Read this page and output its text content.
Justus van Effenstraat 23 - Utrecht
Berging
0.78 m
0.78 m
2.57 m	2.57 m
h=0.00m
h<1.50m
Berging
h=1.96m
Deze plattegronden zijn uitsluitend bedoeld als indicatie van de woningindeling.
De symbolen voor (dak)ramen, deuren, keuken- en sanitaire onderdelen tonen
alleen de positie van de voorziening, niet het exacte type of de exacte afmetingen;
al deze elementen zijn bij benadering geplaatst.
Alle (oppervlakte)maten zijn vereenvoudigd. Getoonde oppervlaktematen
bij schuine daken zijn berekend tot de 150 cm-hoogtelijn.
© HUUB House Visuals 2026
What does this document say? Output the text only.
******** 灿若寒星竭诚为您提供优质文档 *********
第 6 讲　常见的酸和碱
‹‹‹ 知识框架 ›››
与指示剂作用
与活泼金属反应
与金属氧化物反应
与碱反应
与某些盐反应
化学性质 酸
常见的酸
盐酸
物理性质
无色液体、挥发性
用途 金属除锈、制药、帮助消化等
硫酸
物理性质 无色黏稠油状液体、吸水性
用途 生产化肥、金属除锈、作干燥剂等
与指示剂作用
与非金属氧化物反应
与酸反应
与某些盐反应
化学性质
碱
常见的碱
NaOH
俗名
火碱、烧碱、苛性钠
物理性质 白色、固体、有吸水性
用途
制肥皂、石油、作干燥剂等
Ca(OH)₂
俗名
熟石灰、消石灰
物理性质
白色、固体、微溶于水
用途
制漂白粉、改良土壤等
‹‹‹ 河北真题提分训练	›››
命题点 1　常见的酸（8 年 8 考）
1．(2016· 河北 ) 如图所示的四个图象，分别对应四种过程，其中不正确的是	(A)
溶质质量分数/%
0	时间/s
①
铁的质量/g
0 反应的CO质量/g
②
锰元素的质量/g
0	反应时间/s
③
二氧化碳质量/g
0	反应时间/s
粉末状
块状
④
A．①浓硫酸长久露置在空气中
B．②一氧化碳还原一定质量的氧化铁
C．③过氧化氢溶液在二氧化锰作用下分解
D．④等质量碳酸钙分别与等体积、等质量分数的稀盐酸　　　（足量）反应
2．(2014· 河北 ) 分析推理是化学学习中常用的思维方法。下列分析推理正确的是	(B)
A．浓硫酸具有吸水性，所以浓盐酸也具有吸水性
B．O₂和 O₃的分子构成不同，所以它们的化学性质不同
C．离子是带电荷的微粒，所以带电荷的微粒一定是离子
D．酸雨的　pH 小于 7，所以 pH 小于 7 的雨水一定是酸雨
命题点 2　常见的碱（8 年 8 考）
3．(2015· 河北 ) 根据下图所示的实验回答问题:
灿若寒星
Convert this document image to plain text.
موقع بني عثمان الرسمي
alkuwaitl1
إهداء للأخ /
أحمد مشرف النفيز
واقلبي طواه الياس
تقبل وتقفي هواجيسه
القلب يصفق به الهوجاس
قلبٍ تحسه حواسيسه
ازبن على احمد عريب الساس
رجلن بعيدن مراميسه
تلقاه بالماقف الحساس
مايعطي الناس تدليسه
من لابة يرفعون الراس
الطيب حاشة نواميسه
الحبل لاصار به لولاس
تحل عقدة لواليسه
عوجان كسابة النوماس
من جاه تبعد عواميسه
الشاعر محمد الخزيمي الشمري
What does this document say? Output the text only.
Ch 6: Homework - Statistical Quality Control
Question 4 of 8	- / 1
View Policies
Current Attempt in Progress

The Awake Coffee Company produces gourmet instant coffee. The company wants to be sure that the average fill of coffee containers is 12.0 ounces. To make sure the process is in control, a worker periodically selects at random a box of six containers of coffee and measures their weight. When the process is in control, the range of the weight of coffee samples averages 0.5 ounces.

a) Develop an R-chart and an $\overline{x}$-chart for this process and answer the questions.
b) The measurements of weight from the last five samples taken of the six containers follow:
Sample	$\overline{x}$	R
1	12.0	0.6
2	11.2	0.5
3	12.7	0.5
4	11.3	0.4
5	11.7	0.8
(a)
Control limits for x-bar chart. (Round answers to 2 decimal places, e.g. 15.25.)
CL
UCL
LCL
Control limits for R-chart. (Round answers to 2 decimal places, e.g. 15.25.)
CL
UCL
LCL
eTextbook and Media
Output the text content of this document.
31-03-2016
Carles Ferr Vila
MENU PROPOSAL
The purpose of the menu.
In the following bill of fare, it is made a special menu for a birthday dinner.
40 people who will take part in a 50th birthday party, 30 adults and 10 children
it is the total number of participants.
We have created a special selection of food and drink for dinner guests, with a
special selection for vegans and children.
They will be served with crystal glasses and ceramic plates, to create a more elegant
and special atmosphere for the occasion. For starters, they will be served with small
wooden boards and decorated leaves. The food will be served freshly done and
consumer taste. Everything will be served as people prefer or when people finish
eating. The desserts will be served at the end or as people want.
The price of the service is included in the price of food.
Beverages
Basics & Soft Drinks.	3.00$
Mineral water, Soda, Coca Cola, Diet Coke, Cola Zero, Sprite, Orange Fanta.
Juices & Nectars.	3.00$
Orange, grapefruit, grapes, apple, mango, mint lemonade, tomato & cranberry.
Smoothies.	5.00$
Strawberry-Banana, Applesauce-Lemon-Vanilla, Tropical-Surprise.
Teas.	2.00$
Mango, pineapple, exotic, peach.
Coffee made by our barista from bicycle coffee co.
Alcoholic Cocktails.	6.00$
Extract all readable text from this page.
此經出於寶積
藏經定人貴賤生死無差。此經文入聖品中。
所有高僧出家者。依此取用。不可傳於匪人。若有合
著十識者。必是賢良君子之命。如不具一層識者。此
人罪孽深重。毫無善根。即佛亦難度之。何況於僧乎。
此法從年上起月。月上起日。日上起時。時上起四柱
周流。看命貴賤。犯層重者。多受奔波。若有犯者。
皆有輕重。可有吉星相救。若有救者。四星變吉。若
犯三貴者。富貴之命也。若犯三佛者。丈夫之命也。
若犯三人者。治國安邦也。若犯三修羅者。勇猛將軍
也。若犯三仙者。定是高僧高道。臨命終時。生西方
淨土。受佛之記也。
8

■ Problem to solve:
Extract all of the data above and output it character for character.

■ Full output:
Read this page and output its text content.
Justus van Effenstraat 23 - Utrecht
Berging
0.78 m
0.78 m
2.57 m	2.57 m
h=0.00m
h<1.50m
Berging
h=1.96m
Deze plattegronden zijn uitsluitend bedoeld als indicatie van de woningindeling.
De symbolen voor (dak)ramen, deuren, keuken- en sanitaire onderdelen tonen
alleen de positie van de voorziening, niet het exacte type of de exacte afmetingen;
al deze elementen zijn bij benadering geplaatst.
Alle (oppervlakte)maten zijn vereenvoudigd. Getoonde oppervlaktematen
bij schuine daken zijn berekend tot de 150 cm-hoogtelijn.
© HUUB House Visuals 2026
What does this document say? Output the text only.
******** 灿若寒星竭诚为您提供优质文档 *********
第 6 讲　常见的酸和碱
‹‹‹ 知识框架 ›››
与指示剂作用
与活泼金属反应
与金属氧化物反应
与碱反应
与某些盐反应
化学性质 酸
常见的酸
盐酸
物理性质
无色液体、挥发性
用途 金属除锈、制药、帮助消化等
硫酸
物理性质 无色黏稠油状液体、吸水性
用途 生产化肥、金属除锈、作干燥剂等
与指示剂作用
与非金属氧化物反应
与酸反应
与某些盐反应
化学性质
碱
常见的碱
NaOH
俗名
火碱、烧碱、苛性钠
物理性质 白色、固体、有吸水性
用途
制肥皂、石油、作干燥剂等
Ca(OH)₂
俗名
熟石灰、消石灰
物理性质
白色、固体、微溶于水
用途
制漂白粉、改良土壤等
‹‹‹ 河北真题提分训练	›››
命题点 1　常见的酸（8 年 8 考）
1．(2016· 河北 ) 如图所示的四个图象，分别对应四种过程，其中不正确的是	(A)
溶质质量分数/%
0	时间/s
①
铁的质量/g
0 反应的CO质量/g
②
锰元素的质量/g
0	反应时间/s
③
二氧化碳质量/g
0	反应时间/s
粉末状
块状
④
A．①浓硫酸长久露置在空气中
B．②一氧化碳还原一定质量的氧化铁
C．③过氧化氢溶液在二氧化锰作用下分解
D．④等质量碳酸钙分别与等体积、等质量分数的稀盐酸　　　（足量）反应
2．(2014· 河北 ) 分析推理是化学学习中常用的思维方法。下列分析推理正确的是	(B)
A．浓硫酸具有吸水性，所以浓盐酸也具有吸水性
B．O₂和 O₃的分子构成不同，所以它们的化学性质不同
C．离子是带电荷的微粒，所以带电荷的微粒一定是离子
D．酸雨的　pH 小于 7，所以 pH 小于 7 的雨水一定是酸雨
命题点 2　常见的碱（8 年 8 考）
3．(2015· 河北 ) 根据下图所示的实验回答问题:
灿若寒星
Convert this document image to plain text.
موقع بني عثمان الرسمي
alkuwaitl1
إهداء للأخ /
أحمد مشرف النفيز
واقلبي طواه الياس
تقبل وتقفي هواجيسه
القلب يصفق به الهوجاس
قلبٍ تحسه حواسيسه
ازبن على احمد عريب الساس
رجلن بعيدن مراميسه
تلقاه بالماقف الحساس
مايعطي الناس تدليسه
من لابة يرفعون الراس
الطيب حاشة نواميسه
الحبل لاصار به لولاس
تحل عقدة لواليسه
عوجان كسابة النوماس
من جاه تبعد عواميسه
الشاعر محمد الخزيمي الشمري
What does this document say? Output the text only.
Ch 6: Homework - Statistical Quality Control
Question 4 of 8	- / 1
View Policies
Current Attempt in Progress

The Awake Coffee Company produces gourmet instant coffee. The company wants to be sure that the average fill of coffee containers is 12.0 ounces. To make sure the process is in control, a worker periodically selects at random a box of six containers of coffee and measures their weight. When the process is in control, the range of the weight of coffee samples averages 0.5 ounces.

a) Develop an R-chart and an $\overline{x}$-chart for this process and answer the questions.
b) The measurements of weight from the last five samples taken of the six containers follow:
Sample	$\overline{x}$	R
1	12.0	0.6
2	11.2	0.5
3	12.7	0.5
4	11.3	0.4
5	11.7	0.8
(a)
Control limits for x-bar chart. (Round answers to 2 decimal places, e.g. 15.25.)
CL
UCL
LCL
Control limits for R-chart. (Round answers to 2 decimal places, e.g. 15.25.)
CL
UCL
LCL
eTextbook and Media
Output the text content of this document.
31-03-2016
Carles Ferr Vila
MENU PROPOSAL
The purpose of the menu.
In the following bill of fare, it is made a special menu for a birthday dinner.
40 people who will take part in a 50th birthday party, 30 adults and 10 children
it is the total number of participants.
We have created a special selection of food and drink for dinner guests, with a
special selection for vegans and children.
They will be served with crystal glasses and ceramic plates, to create a more elegant
and special atmosphere for the occasion. For starters, they will be served with small
wooden boards and decorated leaves. The food will be served freshly done and
consumer taste. Everything will be served as people prefer or when people finish
eating. The desserts will be served at the end or as people want.
The price of the service is included in the price of food.
Beverages
Basics & Soft Drinks.	3.00$
Mineral water, Soda, Coca Cola, Diet Coke, Cola Zero, Sprite, Orange Fanta.
Juices & Nectars.	3.00$
Orange, grapefruit, grapes, apple, mango, mint lemonade, tomato & cranberry.
Smoothies.	5.00$
Strawberry-Banana, Applesauce-Lemon-Vanilla, Tropical-Surprise.
Teas.	2.00$
Mango, pineapple, exotic, peach.
Coffee made by our barista from bicycle coffee co.
Alcoholic Cocktails.	6.00$
Extract all readable text from this page.
此經出於寶積
藏經定人貴賤生死無差。此經文入聖品中。
所有高僧出家者。依此取用。不可傳於匪人。若有合
著十識者。必是賢良君子之命。如不具一層識者。此
人罪孽深重。毫無善根。即佛亦難度之。何況於僧乎。
此法從年上起月。月上起日。日上起時。時上起四柱
周流。看命貴賤。犯層重者。多受奔波。若有犯者。
皆有輕重。可有吉星相救。若有救者。四星變吉。若
犯三貴者。富貴之命也。若犯三佛者。丈夫之命也。
若犯三人者。治國安邦也。若犯三修羅者。勇猛將軍
也。若犯三仙者。定是高僧高道。臨命終時。生西方
淨土。受佛之記也。
8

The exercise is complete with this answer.